REQUIRED TASK: Go through the records and extract every line with the word "screenshot".

SUPPLIED INFORMATION:

···

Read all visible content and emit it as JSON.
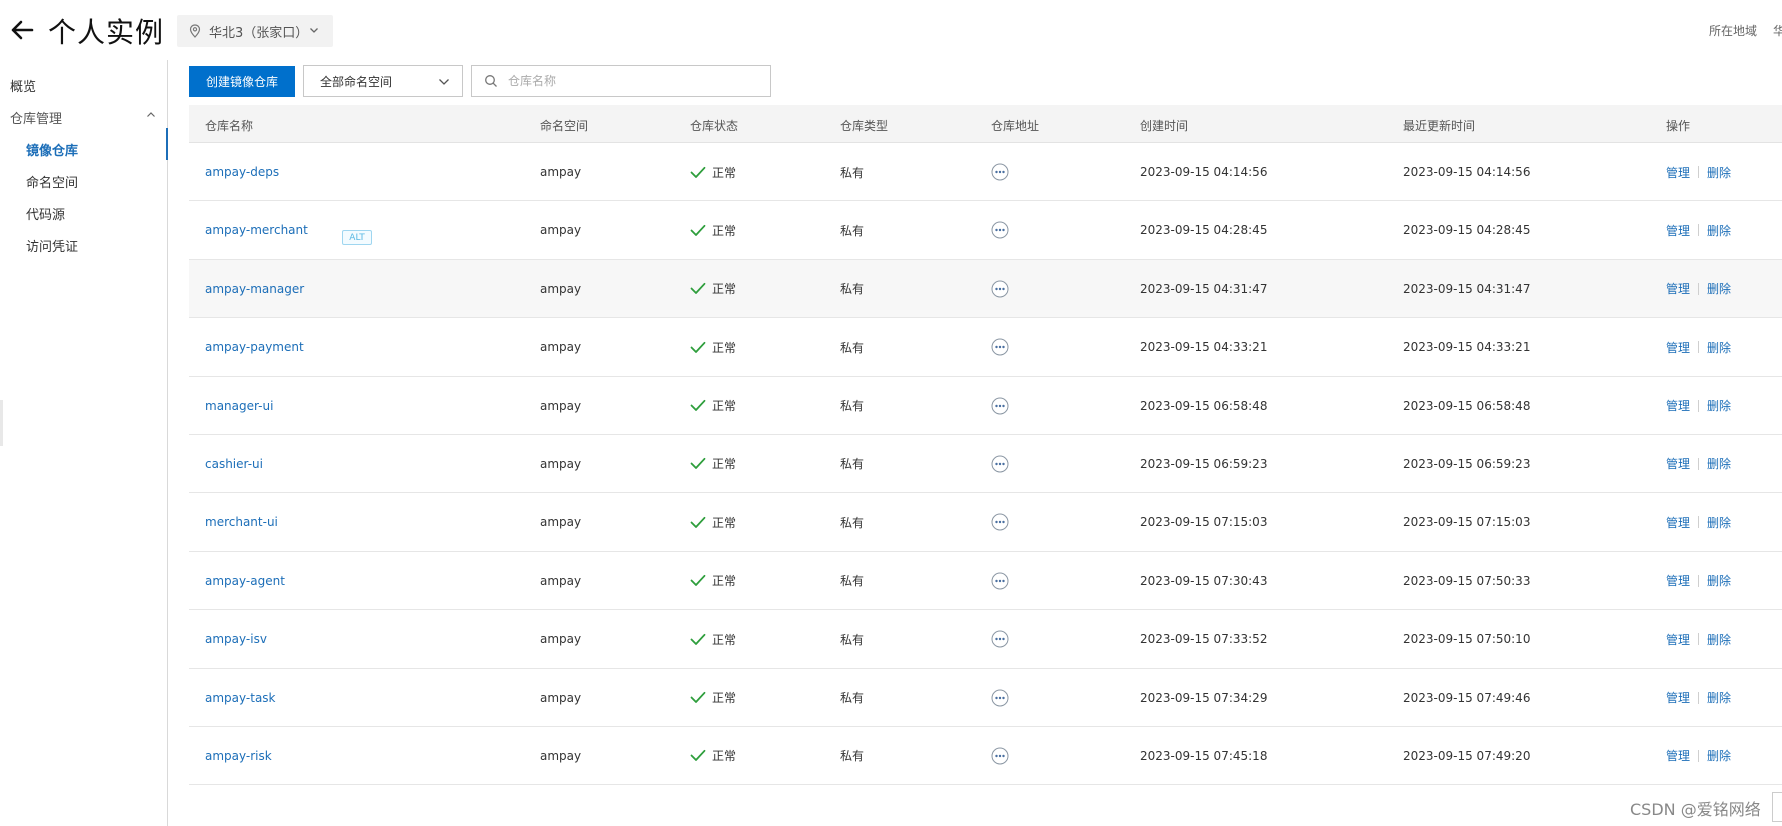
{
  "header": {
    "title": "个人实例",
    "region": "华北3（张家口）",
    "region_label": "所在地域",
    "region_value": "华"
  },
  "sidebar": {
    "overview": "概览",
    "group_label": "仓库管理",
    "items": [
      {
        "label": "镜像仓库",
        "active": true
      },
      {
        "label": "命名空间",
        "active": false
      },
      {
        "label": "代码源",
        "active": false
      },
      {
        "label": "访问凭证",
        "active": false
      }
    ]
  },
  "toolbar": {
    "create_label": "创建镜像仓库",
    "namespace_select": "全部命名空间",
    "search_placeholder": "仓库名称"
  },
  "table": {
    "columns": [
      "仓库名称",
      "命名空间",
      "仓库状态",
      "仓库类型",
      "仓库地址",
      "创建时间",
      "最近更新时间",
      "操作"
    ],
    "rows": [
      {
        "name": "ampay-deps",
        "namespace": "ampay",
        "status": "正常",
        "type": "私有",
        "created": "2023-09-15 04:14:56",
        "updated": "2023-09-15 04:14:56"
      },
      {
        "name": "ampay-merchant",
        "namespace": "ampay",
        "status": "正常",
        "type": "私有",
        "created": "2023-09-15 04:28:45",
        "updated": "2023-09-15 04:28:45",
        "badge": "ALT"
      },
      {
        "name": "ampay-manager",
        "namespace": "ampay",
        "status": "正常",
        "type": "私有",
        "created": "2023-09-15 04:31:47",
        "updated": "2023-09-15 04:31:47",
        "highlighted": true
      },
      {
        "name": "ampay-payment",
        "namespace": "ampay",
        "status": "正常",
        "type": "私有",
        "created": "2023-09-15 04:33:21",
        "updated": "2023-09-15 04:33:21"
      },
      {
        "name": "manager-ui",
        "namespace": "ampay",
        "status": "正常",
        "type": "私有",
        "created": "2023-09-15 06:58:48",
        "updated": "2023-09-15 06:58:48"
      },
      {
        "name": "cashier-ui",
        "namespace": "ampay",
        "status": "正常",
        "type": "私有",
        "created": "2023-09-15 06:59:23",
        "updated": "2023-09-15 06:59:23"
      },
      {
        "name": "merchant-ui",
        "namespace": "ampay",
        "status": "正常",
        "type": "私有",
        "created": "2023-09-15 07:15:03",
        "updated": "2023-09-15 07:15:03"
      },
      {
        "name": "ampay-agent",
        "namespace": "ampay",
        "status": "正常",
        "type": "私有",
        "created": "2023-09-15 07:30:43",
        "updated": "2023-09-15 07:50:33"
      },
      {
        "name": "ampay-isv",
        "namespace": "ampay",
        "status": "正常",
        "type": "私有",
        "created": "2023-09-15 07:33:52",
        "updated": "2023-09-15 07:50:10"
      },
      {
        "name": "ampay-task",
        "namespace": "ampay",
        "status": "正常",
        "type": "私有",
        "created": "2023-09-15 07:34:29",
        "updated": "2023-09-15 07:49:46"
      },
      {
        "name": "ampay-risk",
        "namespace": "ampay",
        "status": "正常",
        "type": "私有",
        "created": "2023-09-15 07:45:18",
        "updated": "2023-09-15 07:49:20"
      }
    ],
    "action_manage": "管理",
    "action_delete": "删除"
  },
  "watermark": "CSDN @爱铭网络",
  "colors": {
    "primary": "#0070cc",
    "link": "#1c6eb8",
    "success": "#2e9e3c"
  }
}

···

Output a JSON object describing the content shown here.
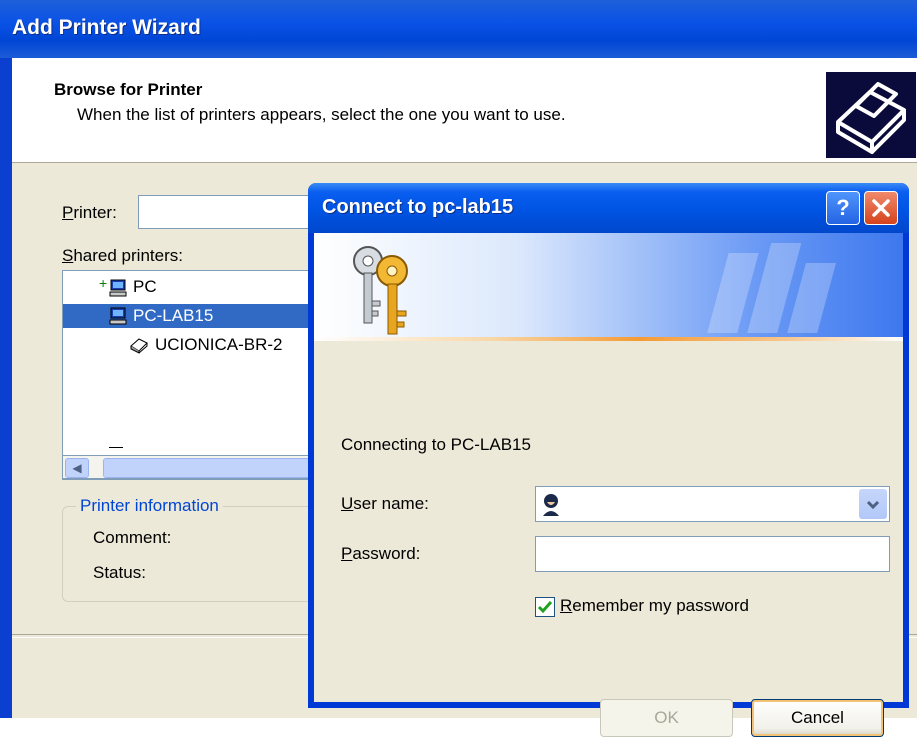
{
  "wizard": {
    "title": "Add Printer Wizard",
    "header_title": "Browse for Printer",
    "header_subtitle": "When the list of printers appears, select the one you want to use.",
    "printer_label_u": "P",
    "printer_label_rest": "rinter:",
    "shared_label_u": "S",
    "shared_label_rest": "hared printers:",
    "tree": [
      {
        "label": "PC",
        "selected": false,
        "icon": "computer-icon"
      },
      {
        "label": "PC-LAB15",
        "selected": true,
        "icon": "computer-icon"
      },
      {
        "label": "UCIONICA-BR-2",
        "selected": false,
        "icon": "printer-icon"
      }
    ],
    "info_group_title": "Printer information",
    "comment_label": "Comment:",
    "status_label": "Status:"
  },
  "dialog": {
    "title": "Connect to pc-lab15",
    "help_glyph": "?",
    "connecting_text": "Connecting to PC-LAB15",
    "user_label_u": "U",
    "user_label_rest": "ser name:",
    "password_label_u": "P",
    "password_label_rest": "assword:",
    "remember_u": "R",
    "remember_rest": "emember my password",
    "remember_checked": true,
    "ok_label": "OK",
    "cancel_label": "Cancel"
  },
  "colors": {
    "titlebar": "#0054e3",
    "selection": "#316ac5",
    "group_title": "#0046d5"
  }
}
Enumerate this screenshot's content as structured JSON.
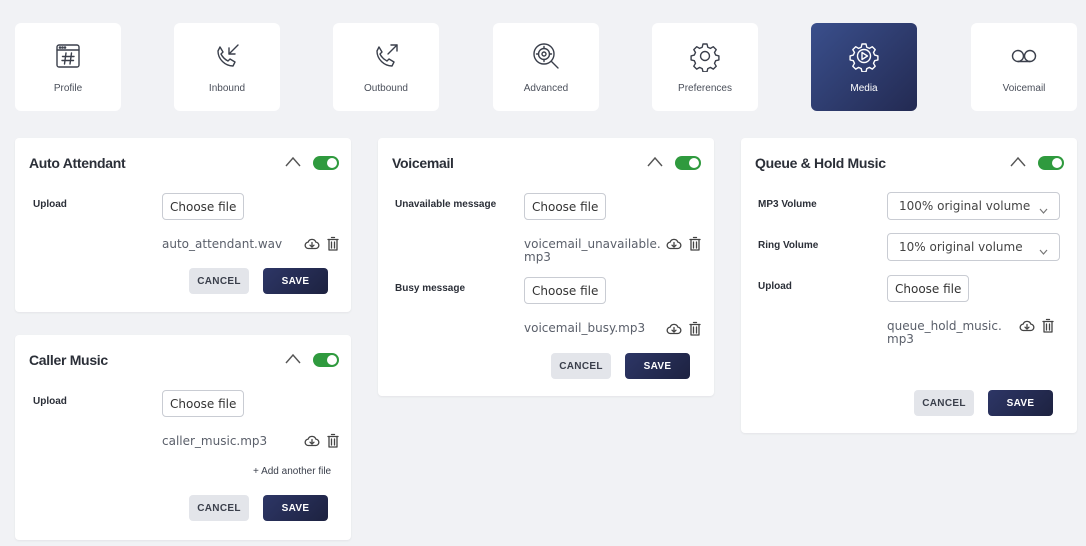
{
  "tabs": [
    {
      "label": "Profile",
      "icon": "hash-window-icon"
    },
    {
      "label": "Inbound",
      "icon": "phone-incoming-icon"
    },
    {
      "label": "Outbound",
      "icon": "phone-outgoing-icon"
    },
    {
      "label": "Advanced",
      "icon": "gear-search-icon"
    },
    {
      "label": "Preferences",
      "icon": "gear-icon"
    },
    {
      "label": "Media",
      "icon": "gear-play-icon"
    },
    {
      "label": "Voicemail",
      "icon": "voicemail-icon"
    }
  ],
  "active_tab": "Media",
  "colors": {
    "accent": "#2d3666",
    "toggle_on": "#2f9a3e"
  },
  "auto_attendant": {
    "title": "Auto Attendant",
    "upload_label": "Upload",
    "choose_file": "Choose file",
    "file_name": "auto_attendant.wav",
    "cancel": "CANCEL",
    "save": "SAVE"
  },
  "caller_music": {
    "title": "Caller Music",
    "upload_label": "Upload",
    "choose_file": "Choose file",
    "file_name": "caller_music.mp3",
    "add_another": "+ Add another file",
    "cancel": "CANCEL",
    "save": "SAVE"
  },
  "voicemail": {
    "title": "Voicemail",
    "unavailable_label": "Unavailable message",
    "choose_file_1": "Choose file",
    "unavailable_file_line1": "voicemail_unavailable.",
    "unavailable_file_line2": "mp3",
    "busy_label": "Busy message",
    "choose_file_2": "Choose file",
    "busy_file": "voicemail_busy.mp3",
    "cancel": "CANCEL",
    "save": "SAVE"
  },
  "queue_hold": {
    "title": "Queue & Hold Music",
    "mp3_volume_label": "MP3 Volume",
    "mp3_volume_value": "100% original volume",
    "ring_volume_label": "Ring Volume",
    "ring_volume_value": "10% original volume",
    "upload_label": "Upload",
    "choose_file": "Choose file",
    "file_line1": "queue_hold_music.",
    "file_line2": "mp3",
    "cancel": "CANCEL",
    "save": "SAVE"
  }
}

···

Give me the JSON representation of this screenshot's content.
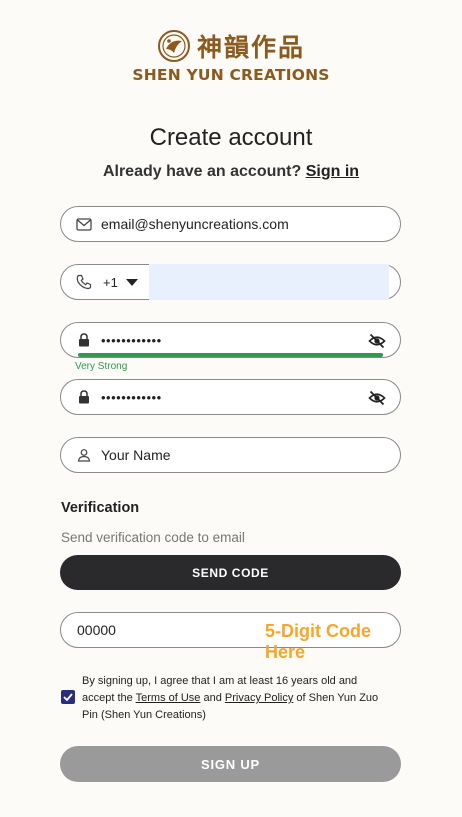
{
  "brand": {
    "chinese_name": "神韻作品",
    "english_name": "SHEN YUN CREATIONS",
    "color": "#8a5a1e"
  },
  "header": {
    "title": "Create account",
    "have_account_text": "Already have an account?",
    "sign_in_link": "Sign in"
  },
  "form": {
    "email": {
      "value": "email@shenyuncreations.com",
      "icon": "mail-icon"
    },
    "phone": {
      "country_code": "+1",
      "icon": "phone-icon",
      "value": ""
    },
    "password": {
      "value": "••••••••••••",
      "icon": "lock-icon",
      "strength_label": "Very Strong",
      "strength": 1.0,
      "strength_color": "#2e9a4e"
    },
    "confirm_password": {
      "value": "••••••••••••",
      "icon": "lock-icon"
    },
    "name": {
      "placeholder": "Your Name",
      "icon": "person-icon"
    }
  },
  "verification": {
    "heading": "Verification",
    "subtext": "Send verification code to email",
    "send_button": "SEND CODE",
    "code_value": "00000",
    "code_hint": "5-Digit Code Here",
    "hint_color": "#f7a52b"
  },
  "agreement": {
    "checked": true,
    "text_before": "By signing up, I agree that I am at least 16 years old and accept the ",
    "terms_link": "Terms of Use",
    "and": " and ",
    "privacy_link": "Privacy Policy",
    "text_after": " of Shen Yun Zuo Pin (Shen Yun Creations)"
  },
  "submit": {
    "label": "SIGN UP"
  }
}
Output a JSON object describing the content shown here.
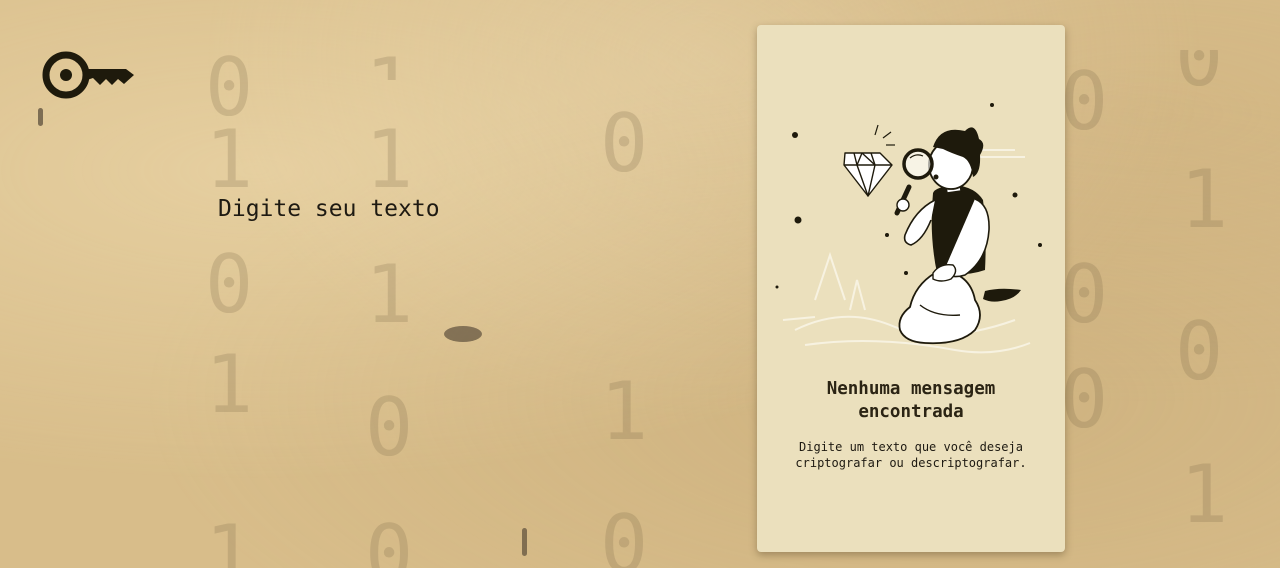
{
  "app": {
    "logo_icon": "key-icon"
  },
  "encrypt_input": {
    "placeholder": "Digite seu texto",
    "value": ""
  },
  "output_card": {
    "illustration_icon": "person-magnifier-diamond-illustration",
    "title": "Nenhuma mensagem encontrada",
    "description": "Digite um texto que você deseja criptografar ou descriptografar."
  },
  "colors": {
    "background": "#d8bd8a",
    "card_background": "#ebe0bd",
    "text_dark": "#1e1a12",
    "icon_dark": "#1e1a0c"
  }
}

···

TASK ANSWER:
Enumerate this screenshot's content as structured JSON.
Give me the JSON representation of this screenshot's content.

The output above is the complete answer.